╭─ RECORDS TO USE

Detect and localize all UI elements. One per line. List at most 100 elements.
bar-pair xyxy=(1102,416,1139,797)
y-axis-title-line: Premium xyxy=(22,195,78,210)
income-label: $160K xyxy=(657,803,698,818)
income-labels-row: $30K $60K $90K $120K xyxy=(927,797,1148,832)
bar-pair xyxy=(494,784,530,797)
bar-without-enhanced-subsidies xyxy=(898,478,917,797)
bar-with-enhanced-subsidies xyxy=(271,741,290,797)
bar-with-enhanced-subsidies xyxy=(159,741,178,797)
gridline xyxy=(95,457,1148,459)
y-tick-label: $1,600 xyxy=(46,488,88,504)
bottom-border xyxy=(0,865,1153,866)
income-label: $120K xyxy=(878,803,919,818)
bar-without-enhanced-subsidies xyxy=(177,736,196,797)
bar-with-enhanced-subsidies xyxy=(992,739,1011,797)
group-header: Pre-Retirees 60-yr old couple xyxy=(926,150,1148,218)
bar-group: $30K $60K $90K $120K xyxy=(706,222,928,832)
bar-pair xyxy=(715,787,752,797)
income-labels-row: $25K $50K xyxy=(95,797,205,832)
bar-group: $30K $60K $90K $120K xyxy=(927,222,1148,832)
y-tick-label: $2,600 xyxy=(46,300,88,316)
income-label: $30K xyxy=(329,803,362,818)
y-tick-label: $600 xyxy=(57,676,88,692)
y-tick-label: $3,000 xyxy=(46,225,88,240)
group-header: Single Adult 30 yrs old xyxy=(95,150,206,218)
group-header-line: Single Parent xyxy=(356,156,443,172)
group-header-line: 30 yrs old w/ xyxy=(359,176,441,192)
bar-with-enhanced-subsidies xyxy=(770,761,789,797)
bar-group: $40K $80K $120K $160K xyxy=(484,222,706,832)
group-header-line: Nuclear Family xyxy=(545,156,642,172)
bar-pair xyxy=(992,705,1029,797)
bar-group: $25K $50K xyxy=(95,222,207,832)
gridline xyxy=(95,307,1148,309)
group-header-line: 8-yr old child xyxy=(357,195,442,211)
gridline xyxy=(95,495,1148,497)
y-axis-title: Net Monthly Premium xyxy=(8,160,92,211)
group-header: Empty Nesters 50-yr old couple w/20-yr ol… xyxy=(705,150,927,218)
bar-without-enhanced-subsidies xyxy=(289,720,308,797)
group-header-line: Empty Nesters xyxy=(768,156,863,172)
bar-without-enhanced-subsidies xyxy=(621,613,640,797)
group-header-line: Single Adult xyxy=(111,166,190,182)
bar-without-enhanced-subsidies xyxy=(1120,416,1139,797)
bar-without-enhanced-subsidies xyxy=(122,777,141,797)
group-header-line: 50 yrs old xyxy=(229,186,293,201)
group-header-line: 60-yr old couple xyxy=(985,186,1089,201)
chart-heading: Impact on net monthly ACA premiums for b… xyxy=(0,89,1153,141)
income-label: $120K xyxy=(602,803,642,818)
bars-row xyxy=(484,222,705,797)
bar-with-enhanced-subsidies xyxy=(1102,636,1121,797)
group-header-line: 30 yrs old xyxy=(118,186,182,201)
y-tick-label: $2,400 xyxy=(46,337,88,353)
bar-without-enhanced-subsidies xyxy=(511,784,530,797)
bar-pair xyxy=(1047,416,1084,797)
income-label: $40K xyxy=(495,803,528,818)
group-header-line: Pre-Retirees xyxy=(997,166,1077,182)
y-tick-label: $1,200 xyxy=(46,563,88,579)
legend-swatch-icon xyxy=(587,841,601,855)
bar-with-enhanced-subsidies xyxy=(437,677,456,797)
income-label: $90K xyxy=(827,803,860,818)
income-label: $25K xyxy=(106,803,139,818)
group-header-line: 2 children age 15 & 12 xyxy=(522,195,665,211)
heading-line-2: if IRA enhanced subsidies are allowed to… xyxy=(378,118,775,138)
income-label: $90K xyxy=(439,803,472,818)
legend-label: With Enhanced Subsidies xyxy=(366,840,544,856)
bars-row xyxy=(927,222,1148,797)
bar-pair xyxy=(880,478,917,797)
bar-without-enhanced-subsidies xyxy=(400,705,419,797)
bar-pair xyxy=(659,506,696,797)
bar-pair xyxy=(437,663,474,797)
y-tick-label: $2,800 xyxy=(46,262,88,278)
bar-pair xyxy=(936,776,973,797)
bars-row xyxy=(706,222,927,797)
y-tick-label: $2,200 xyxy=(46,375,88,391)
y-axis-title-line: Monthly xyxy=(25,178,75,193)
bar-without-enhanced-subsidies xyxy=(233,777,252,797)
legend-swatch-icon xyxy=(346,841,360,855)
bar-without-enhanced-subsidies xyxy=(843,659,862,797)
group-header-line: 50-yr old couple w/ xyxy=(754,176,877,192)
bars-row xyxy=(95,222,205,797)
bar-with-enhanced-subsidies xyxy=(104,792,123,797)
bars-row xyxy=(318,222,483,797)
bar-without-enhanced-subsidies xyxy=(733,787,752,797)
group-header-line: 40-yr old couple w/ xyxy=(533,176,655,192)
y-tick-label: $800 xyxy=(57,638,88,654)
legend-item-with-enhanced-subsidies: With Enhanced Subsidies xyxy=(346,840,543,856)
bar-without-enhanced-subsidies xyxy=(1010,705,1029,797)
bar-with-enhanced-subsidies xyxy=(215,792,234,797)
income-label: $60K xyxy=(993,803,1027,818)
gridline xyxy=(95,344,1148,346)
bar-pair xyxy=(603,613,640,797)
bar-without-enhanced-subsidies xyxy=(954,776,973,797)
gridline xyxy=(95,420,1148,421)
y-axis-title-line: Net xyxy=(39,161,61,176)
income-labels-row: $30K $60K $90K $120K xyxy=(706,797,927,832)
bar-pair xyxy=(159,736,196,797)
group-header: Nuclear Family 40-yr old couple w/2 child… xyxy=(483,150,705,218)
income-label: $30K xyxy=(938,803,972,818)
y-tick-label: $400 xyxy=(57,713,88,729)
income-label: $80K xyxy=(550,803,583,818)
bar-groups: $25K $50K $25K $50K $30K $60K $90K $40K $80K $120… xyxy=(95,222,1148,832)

╰─

THE TASK> Retype every one of the rows above word for word, keeping each line as it appears.

CORRECT RESULT>
Detect and localize all UI elements. One per line. List at most 100 elements.
bar-pair xyxy=(1102,416,1139,797)
y-axis-title-line: Premium xyxy=(22,195,78,210)
income-label: $160K xyxy=(657,803,698,818)
income-labels-row: $30K $60K $90K $120K xyxy=(927,797,1148,832)
bar-pair xyxy=(494,784,530,797)
bar-without-enhanced-subsidies xyxy=(898,478,917,797)
bar-with-enhanced-subsidies xyxy=(271,741,290,797)
bar-with-enhanced-subsidies xyxy=(159,741,178,797)
gridline xyxy=(95,457,1148,459)
y-tick-label: $1,600 xyxy=(46,488,88,504)
bottom-border xyxy=(0,865,1153,866)
income-label: $120K xyxy=(878,803,919,818)
bar-without-enhanced-subsidies xyxy=(177,736,196,797)
bar-with-enhanced-subsidies xyxy=(992,739,1011,797)
group-header: Pre-Retirees 60-yr old couple xyxy=(926,150,1148,218)
bar-group: $30K $60K $90K $120K xyxy=(706,222,928,832)
bar-pair xyxy=(715,787,752,797)
income-labels-row: $25K $50K xyxy=(95,797,205,832)
bar-group: $30K $60K $90K $120K xyxy=(927,222,1148,832)
y-tick-label: $2,600 xyxy=(46,300,88,316)
income-label: $30K xyxy=(329,803,362,818)
y-tick-label: $600 xyxy=(57,676,88,692)
y-tick-label: $3,000 xyxy=(46,225,88,240)
group-header: Single Adult 30 yrs old xyxy=(95,150,206,218)
group-header-line: Single Parent xyxy=(356,156,443,172)
group-header-line: 30 yrs old w/ xyxy=(359,176,441,192)
bar-with-enhanced-subsidies xyxy=(770,761,789,797)
bar-group: $40K $80K $120K $160K xyxy=(484,222,706,832)
group-header-line: Nuclear Family xyxy=(545,156,642,172)
bar-pair xyxy=(992,705,1029,797)
bar-group: $25K $50K xyxy=(95,222,207,832)
gridline xyxy=(95,307,1148,309)
group-header-line: 8-yr old child xyxy=(357,195,442,211)
gridline xyxy=(95,495,1148,497)
y-axis-title: Net Monthly Premium xyxy=(8,160,92,211)
group-header: Empty Nesters 50-yr old couple w/20-yr ol… xyxy=(705,150,927,218)
bar-without-enhanced-subsidies xyxy=(289,720,308,797)
group-header-line: Empty Nesters xyxy=(768,156,863,172)
bar-without-enhanced-subsidies xyxy=(621,613,640,797)
group-header-line: Single Adult xyxy=(111,166,190,182)
bar-without-enhanced-subsidies xyxy=(1120,416,1139,797)
bar-without-enhanced-subsidies xyxy=(122,777,141,797)
group-header-line: 50 yrs old xyxy=(229,186,293,201)
group-header-line: 60-yr old couple xyxy=(985,186,1089,201)
chart-heading: Impact on net monthly ACA premiums for b… xyxy=(0,89,1153,141)
income-label: $120K xyxy=(602,803,642,818)
bars-row xyxy=(484,222,705,797)
bar-with-enhanced-subsidies xyxy=(1102,636,1121,797)
group-header-line: 30 yrs old xyxy=(118,186,182,201)
y-tick-label: $2,400 xyxy=(46,337,88,353)
bar-without-enhanced-subsidies xyxy=(511,784,530,797)
bar-pair xyxy=(1047,416,1084,797)
income-label: $40K xyxy=(495,803,528,818)
group-header-line: Pre-Retirees xyxy=(997,166,1077,182)
y-tick-label: $1,200 xyxy=(46,563,88,579)
legend-swatch-icon xyxy=(587,841,601,855)
bar-with-enhanced-subsidies xyxy=(437,677,456,797)
income-label: $90K xyxy=(827,803,860,818)
income-label: $25K xyxy=(106,803,139,818)
group-header-line: 2 children age 15 & 12 xyxy=(522,195,665,211)
heading-line-2: if IRA enhanced subsidies are allowed to… xyxy=(378,118,775,138)
income-label: $90K xyxy=(439,803,472,818)
legend-label: With Enhanced Subsidies xyxy=(366,840,544,856)
bars-row xyxy=(927,222,1148,797)
bar-pair xyxy=(880,478,917,797)
bar-without-enhanced-subsidies xyxy=(400,705,419,797)
bar-pair xyxy=(659,506,696,797)
bar-pair xyxy=(437,663,474,797)
y-tick-label: $2,800 xyxy=(46,262,88,278)
bar-pair xyxy=(936,776,973,797)
bars-row xyxy=(706,222,927,797)
y-tick-label: $2,200 xyxy=(46,375,88,391)
y-axis-title-line: Monthly xyxy=(25,178,75,193)
bar-without-enhanced-subsidies xyxy=(233,777,252,797)
legend-swatch-icon xyxy=(346,841,360,855)
bar-without-enhanced-subsidies xyxy=(843,659,862,797)
group-header-line: 50-yr old couple w/ xyxy=(754,176,877,192)
bars-row xyxy=(95,222,205,797)
bar-with-enhanced-subsidies xyxy=(104,792,123,797)
bars-row xyxy=(318,222,483,797)
bar-without-enhanced-subsidies xyxy=(733,787,752,797)
group-header-line: 40-yr old couple w/ xyxy=(533,176,655,192)
y-tick-label: $800 xyxy=(57,638,88,654)
legend-item-with-enhanced-subsidies: With Enhanced Subsidies xyxy=(346,840,543,856)
bar-without-enhanced-subsidies xyxy=(1010,705,1029,797)
bar-with-enhanced-subsidies xyxy=(215,792,234,797)
income-label: $60K xyxy=(993,803,1027,818)
gridline xyxy=(95,344,1148,346)
bar-pair xyxy=(603,613,640,797)
bar-without-enhanced-subsidies xyxy=(954,776,973,797)
gridline xyxy=(95,420,1148,421)
y-axis-title-line: Net xyxy=(39,161,61,176)
income-labels-row: $30K $60K $90K $120K xyxy=(706,797,927,832)
bar-pair xyxy=(159,736,196,797)
group-header: Nuclear Family 40-yr old couple w/2 child… xyxy=(483,150,705,218)
income-label: $30K xyxy=(938,803,972,818)
y-tick-label: $400 xyxy=(57,713,88,729)
income-label: $80K xyxy=(550,803,583,818)
bar-groups: $25K $50K $25K $50K $30K $60K $90K $40K $80K $120… xyxy=(95,222,1148,832)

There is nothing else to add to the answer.